%%
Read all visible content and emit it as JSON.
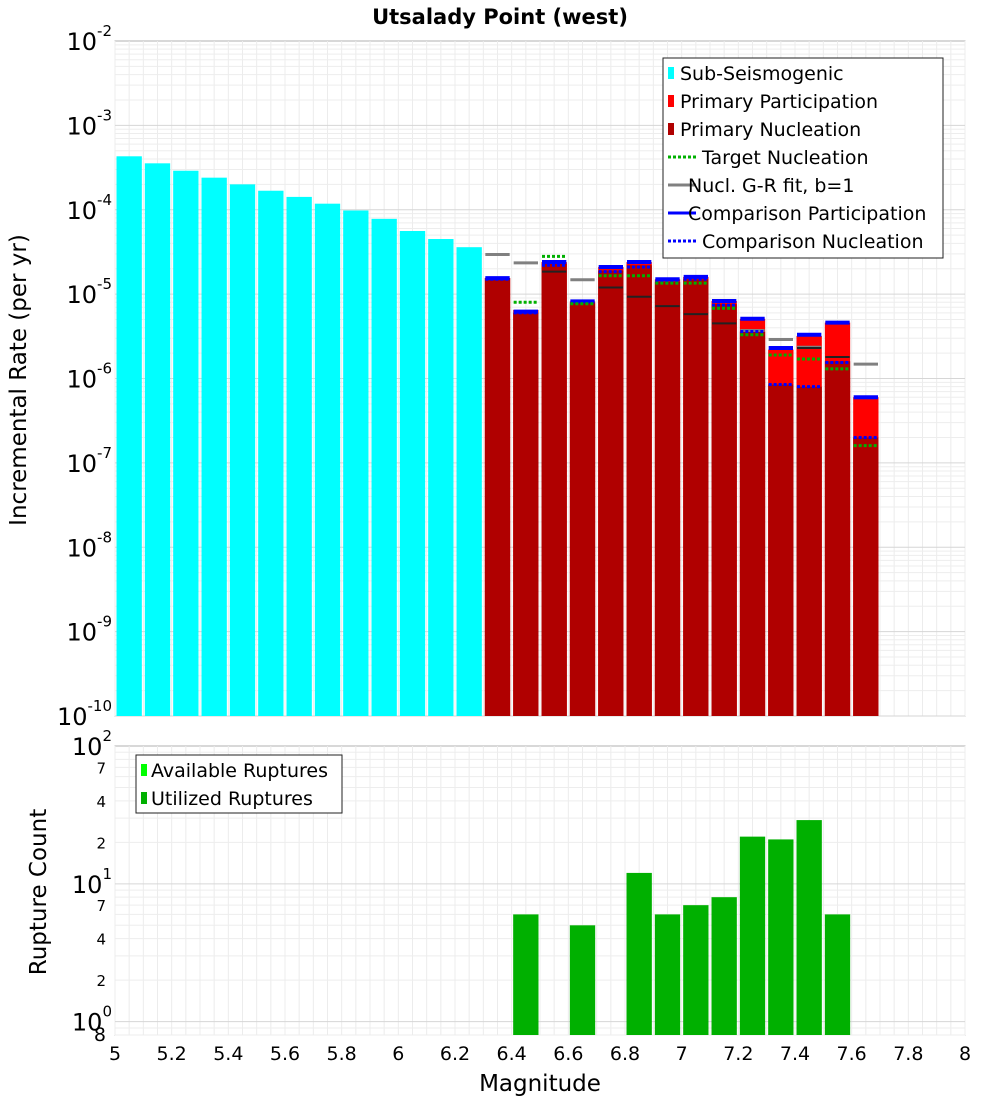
{
  "chart_data": [
    {
      "type": "bar",
      "title": "Utsalady Point (west)",
      "xlabel": "Magnitude",
      "ylabel": "Incremental Rate (per yr)",
      "yscale": "log",
      "xlim": [
        5,
        8
      ],
      "ylim": [
        1e-10,
        0.01
      ],
      "ytick_labels": [
        {
          "base": "10",
          "exp": "-10"
        },
        {
          "base": "10",
          "exp": "-9"
        },
        {
          "base": "10",
          "exp": "-8"
        },
        {
          "base": "10",
          "exp": "-7"
        },
        {
          "base": "10",
          "exp": "-6"
        },
        {
          "base": "10",
          "exp": "-5"
        },
        {
          "base": "10",
          "exp": "-4"
        },
        {
          "base": "10",
          "exp": "-3"
        },
        {
          "base": "10",
          "exp": "-2"
        }
      ],
      "legend": [
        {
          "label": "Sub-Seismogenic",
          "color": "#00ffff",
          "style": "bar"
        },
        {
          "label": "Primary Participation",
          "color": "#ff0000",
          "style": "bar"
        },
        {
          "label": "Primary Nucleation",
          "color": "#b00000",
          "style": "bar"
        },
        {
          "label": "Target Nucleation",
          "color": "#00b000",
          "style": "dotted"
        },
        {
          "label": "Nucl. G-R fit, b=1",
          "color": "#808080",
          "style": "solid"
        },
        {
          "label": "Comparison Participation",
          "color": "#0000ff",
          "style": "solid"
        },
        {
          "label": "Comparison Nucleation",
          "color": "#0000ff",
          "style": "dotted"
        }
      ],
      "sub_seismogenic": {
        "x": [
          5.05,
          5.15,
          5.25,
          5.35,
          5.45,
          5.55,
          5.65,
          5.75,
          5.85,
          5.95,
          6.05,
          6.15,
          6.25
        ],
        "values": [
          0.00043,
          0.000355,
          0.00029,
          0.00024,
          0.0002,
          0.000168,
          0.000142,
          0.000118,
          9.8e-05,
          7.8e-05,
          5.6e-05,
          4.5e-05,
          3.6e-05
        ]
      },
      "supra": {
        "x": [
          6.35,
          6.45,
          6.55,
          6.65,
          6.75,
          6.85,
          6.95,
          7.05,
          7.15,
          7.25,
          7.35,
          7.45,
          7.55,
          7.65
        ],
        "participation": [
          1.55e-05,
          6.5e-06,
          2.4e-05,
          8.2e-06,
          2.1e-05,
          2.4e-05,
          1.5e-05,
          1.6e-05,
          8.3e-06,
          5.1e-06,
          2.2e-06,
          3.2e-06,
          4.6e-06,
          6e-07
        ],
        "nucleation": [
          1.55e-05,
          6e-06,
          2.3e-05,
          7.8e-06,
          1.9e-05,
          2.2e-05,
          1.4e-05,
          1.5e-05,
          7.6e-06,
          3.6e-06,
          8.5e-07,
          8e-07,
          1.6e-06,
          2e-07
        ],
        "target_nucleation": [
          null,
          8e-06,
          2.8e-05,
          7.7e-06,
          1.65e-05,
          1.65e-05,
          1.35e-05,
          1.35e-05,
          6.8e-06,
          3.3e-06,
          1.9e-06,
          1.7e-06,
          1.3e-06,
          1.6e-07
        ],
        "comparison_participation": [
          1.55e-05,
          6.2e-06,
          2.4e-05,
          8.2e-06,
          2.1e-05,
          2.4e-05,
          1.5e-05,
          1.6e-05,
          8.3e-06,
          5.1e-06,
          2.3e-06,
          3.3e-06,
          4.6e-06,
          6e-07
        ],
        "comparison_nucleation": [
          1.5e-05,
          6e-06,
          2.2e-05,
          7.8e-06,
          1.85e-05,
          2.1e-05,
          1.4e-05,
          1.5e-05,
          7.4e-06,
          3.6e-06,
          8.5e-07,
          8e-07,
          1.55e-06,
          2e-07
        ],
        "nucleation_marks": [
          null,
          null,
          1.85e-05,
          null,
          1.2e-05,
          9.3e-06,
          7.2e-06,
          5.8e-06,
          4.5e-06,
          null,
          null,
          2.3e-06,
          1.8e-06,
          null
        ]
      },
      "gr_fit": {
        "x": [
          6.35,
          6.45,
          6.65,
          7.25,
          7.35,
          7.45,
          7.65
        ],
        "values": [
          2.95e-05,
          2.35e-05,
          1.48e-05,
          3.7e-06,
          2.9e-06,
          2.35e-06,
          1.48e-06
        ]
      }
    },
    {
      "type": "bar",
      "xlabel": "Magnitude",
      "ylabel": "Rupture Count",
      "yscale": "log",
      "xlim": [
        5,
        8
      ],
      "ylim": [
        0.8,
        100
      ],
      "x_tick_labels": [
        "5",
        "5.2",
        "5.4",
        "5.6",
        "5.8",
        "6",
        "6.2",
        "6.4",
        "6.6",
        "6.8",
        "7",
        "7.2",
        "7.4",
        "7.6",
        "7.8",
        "8"
      ],
      "ytick_labels": [
        {
          "base": "10",
          "exp": "0"
        },
        {
          "base": "10",
          "exp": "1"
        },
        {
          "base": "10",
          "exp": "2"
        }
      ],
      "minor_tick_labels": [
        "8",
        "2",
        "4",
        "7",
        "2",
        "4",
        "7"
      ],
      "legend": [
        {
          "label": "Available Ruptures",
          "color": "#00ff00",
          "style": "bar"
        },
        {
          "label": "Utilized Ruptures",
          "color": "#00b000",
          "style": "bar"
        }
      ],
      "utilized": {
        "x": [
          6.45,
          6.65,
          6.85,
          6.95,
          7.05,
          7.15,
          7.25,
          7.35,
          7.45,
          7.55
        ],
        "values": [
          6,
          5,
          12,
          6,
          7,
          8,
          22,
          21,
          29,
          6
        ]
      }
    }
  ]
}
%%
◆ **WHAT TO PRODUCE**
Give the entries again without a single change, but with no pictures.

◆ **TASK SOLUTION**
Read all visible content and emit it as JSON.
{
  "chart_data": [
    {
      "type": "bar",
      "title": "Utsalady Point (west)",
      "xlabel": "Magnitude",
      "ylabel": "Incremental Rate (per yr)",
      "yscale": "log",
      "xlim": [
        5,
        8
      ],
      "ylim": [
        1e-10,
        0.01
      ],
      "ytick_labels": [
        {
          "base": "10",
          "exp": "-10"
        },
        {
          "base": "10",
          "exp": "-9"
        },
        {
          "base": "10",
          "exp": "-8"
        },
        {
          "base": "10",
          "exp": "-7"
        },
        {
          "base": "10",
          "exp": "-6"
        },
        {
          "base": "10",
          "exp": "-5"
        },
        {
          "base": "10",
          "exp": "-4"
        },
        {
          "base": "10",
          "exp": "-3"
        },
        {
          "base": "10",
          "exp": "-2"
        }
      ],
      "legend": [
        {
          "label": "Sub-Seismogenic",
          "color": "#00ffff",
          "style": "bar"
        },
        {
          "label": "Primary Participation",
          "color": "#ff0000",
          "style": "bar"
        },
        {
          "label": "Primary Nucleation",
          "color": "#b00000",
          "style": "bar"
        },
        {
          "label": "Target Nucleation",
          "color": "#00b000",
          "style": "dotted"
        },
        {
          "label": "Nucl. G-R fit, b=1",
          "color": "#808080",
          "style": "solid"
        },
        {
          "label": "Comparison Participation",
          "color": "#0000ff",
          "style": "solid"
        },
        {
          "label": "Comparison Nucleation",
          "color": "#0000ff",
          "style": "dotted"
        }
      ],
      "sub_seismogenic": {
        "x": [
          5.05,
          5.15,
          5.25,
          5.35,
          5.45,
          5.55,
          5.65,
          5.75,
          5.85,
          5.95,
          6.05,
          6.15,
          6.25
        ],
        "values": [
          0.00043,
          0.000355,
          0.00029,
          0.00024,
          0.0002,
          0.000168,
          0.000142,
          0.000118,
          9.8e-05,
          7.8e-05,
          5.6e-05,
          4.5e-05,
          3.6e-05
        ]
      },
      "supra": {
        "x": [
          6.35,
          6.45,
          6.55,
          6.65,
          6.75,
          6.85,
          6.95,
          7.05,
          7.15,
          7.25,
          7.35,
          7.45,
          7.55,
          7.65
        ],
        "participation": [
          1.55e-05,
          6.5e-06,
          2.4e-05,
          8.2e-06,
          2.1e-05,
          2.4e-05,
          1.5e-05,
          1.6e-05,
          8.3e-06,
          5.1e-06,
          2.2e-06,
          3.2e-06,
          4.6e-06,
          6e-07
        ],
        "nucleation": [
          1.55e-05,
          6e-06,
          2.3e-05,
          7.8e-06,
          1.9e-05,
          2.2e-05,
          1.4e-05,
          1.5e-05,
          7.6e-06,
          3.6e-06,
          8.5e-07,
          8e-07,
          1.6e-06,
          2e-07
        ],
        "target_nucleation": [
          null,
          8e-06,
          2.8e-05,
          7.7e-06,
          1.65e-05,
          1.65e-05,
          1.35e-05,
          1.35e-05,
          6.8e-06,
          3.3e-06,
          1.9e-06,
          1.7e-06,
          1.3e-06,
          1.6e-07
        ],
        "comparison_participation": [
          1.55e-05,
          6.2e-06,
          2.4e-05,
          8.2e-06,
          2.1e-05,
          2.4e-05,
          1.5e-05,
          1.6e-05,
          8.3e-06,
          5.1e-06,
          2.3e-06,
          3.3e-06,
          4.6e-06,
          6e-07
        ],
        "comparison_nucleation": [
          1.5e-05,
          6e-06,
          2.2e-05,
          7.8e-06,
          1.85e-05,
          2.1e-05,
          1.4e-05,
          1.5e-05,
          7.4e-06,
          3.6e-06,
          8.5e-07,
          8e-07,
          1.55e-06,
          2e-07
        ],
        "nucleation_marks": [
          null,
          null,
          1.85e-05,
          null,
          1.2e-05,
          9.3e-06,
          7.2e-06,
          5.8e-06,
          4.5e-06,
          null,
          null,
          2.3e-06,
          1.8e-06,
          null
        ]
      },
      "gr_fit": {
        "x": [
          6.35,
          6.45,
          6.65,
          7.25,
          7.35,
          7.45,
          7.65
        ],
        "values": [
          2.95e-05,
          2.35e-05,
          1.48e-05,
          3.7e-06,
          2.9e-06,
          2.35e-06,
          1.48e-06
        ]
      }
    },
    {
      "type": "bar",
      "xlabel": "Magnitude",
      "ylabel": "Rupture Count",
      "yscale": "log",
      "xlim": [
        5,
        8
      ],
      "ylim": [
        0.8,
        100
      ],
      "x_tick_labels": [
        "5",
        "5.2",
        "5.4",
        "5.6",
        "5.8",
        "6",
        "6.2",
        "6.4",
        "6.6",
        "6.8",
        "7",
        "7.2",
        "7.4",
        "7.6",
        "7.8",
        "8"
      ],
      "ytick_labels": [
        {
          "base": "10",
          "exp": "0"
        },
        {
          "base": "10",
          "exp": "1"
        },
        {
          "base": "10",
          "exp": "2"
        }
      ],
      "minor_tick_labels": [
        "8",
        "2",
        "4",
        "7",
        "2",
        "4",
        "7"
      ],
      "legend": [
        {
          "label": "Available Ruptures",
          "color": "#00ff00",
          "style": "bar"
        },
        {
          "label": "Utilized Ruptures",
          "color": "#00b000",
          "style": "bar"
        }
      ],
      "utilized": {
        "x": [
          6.45,
          6.65,
          6.85,
          6.95,
          7.05,
          7.15,
          7.25,
          7.35,
          7.45,
          7.55
        ],
        "values": [
          6,
          5,
          12,
          6,
          7,
          8,
          22,
          21,
          29,
          6
        ]
      }
    }
  ]
}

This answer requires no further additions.